Stated problem => Of the lines in these entries, how many contain the string "наук"? Give the number and nothing else.

Dataset extract =>

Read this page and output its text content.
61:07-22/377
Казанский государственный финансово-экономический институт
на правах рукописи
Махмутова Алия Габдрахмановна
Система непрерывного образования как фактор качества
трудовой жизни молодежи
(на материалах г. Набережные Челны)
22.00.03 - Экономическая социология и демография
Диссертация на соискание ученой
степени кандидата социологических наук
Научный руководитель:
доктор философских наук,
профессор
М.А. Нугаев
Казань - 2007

==

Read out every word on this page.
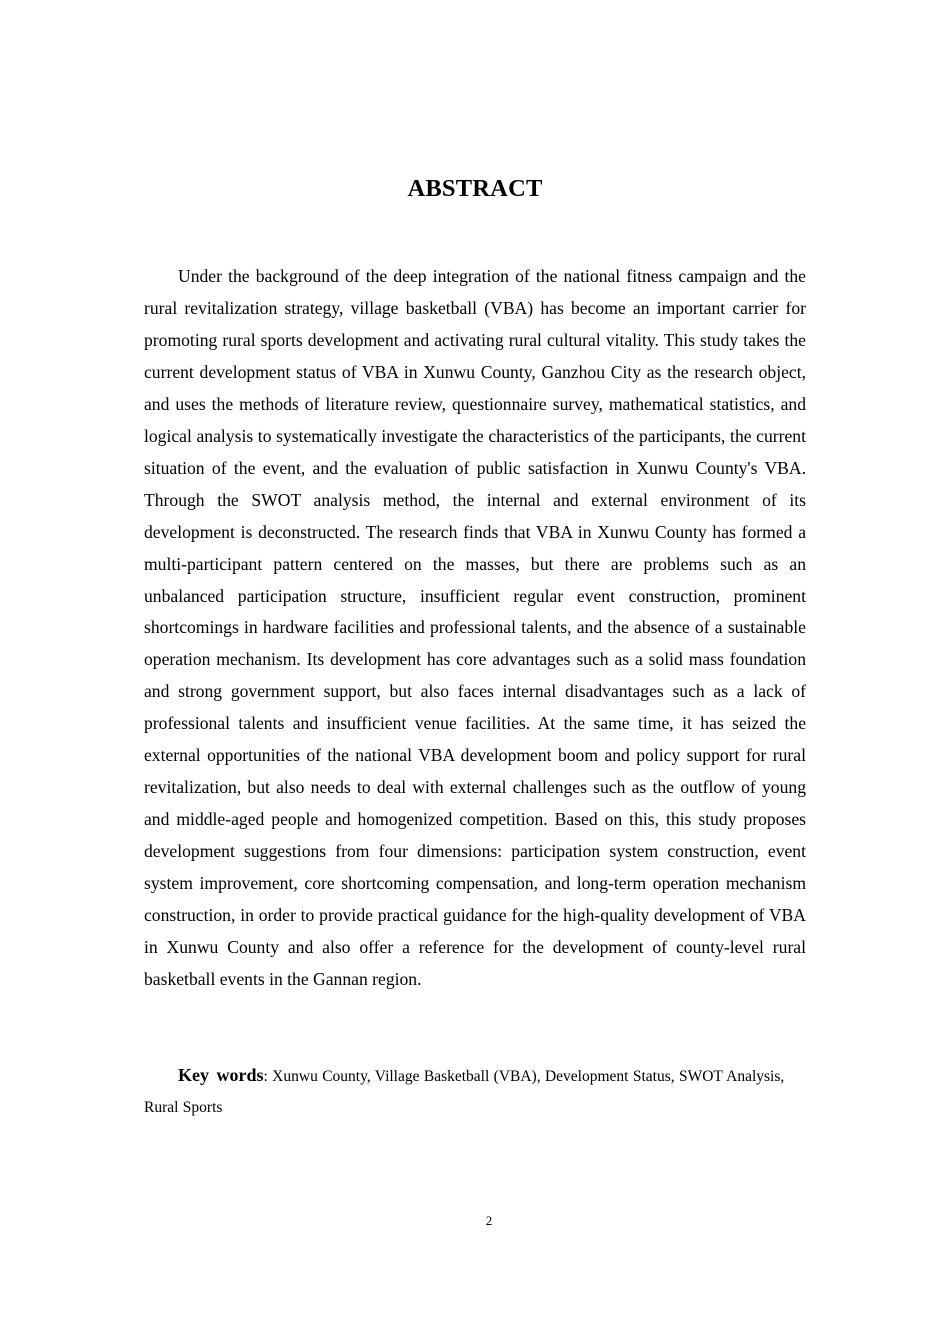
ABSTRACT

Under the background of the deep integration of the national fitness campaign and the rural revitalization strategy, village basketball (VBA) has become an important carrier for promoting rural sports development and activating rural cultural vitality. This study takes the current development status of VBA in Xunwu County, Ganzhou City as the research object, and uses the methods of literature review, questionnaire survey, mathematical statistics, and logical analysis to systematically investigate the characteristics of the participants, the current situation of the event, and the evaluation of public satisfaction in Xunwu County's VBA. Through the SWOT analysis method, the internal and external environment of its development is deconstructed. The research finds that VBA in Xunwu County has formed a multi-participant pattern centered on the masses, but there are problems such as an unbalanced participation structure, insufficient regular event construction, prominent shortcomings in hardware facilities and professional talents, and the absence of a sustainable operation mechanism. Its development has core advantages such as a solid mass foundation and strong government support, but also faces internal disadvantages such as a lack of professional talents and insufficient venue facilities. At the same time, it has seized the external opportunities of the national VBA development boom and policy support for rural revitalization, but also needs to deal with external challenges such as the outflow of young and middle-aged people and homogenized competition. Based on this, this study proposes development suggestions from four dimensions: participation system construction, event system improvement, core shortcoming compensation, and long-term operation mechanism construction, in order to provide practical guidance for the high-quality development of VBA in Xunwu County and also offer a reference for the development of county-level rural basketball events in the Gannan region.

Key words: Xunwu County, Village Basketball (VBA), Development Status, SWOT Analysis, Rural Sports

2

Response below => 2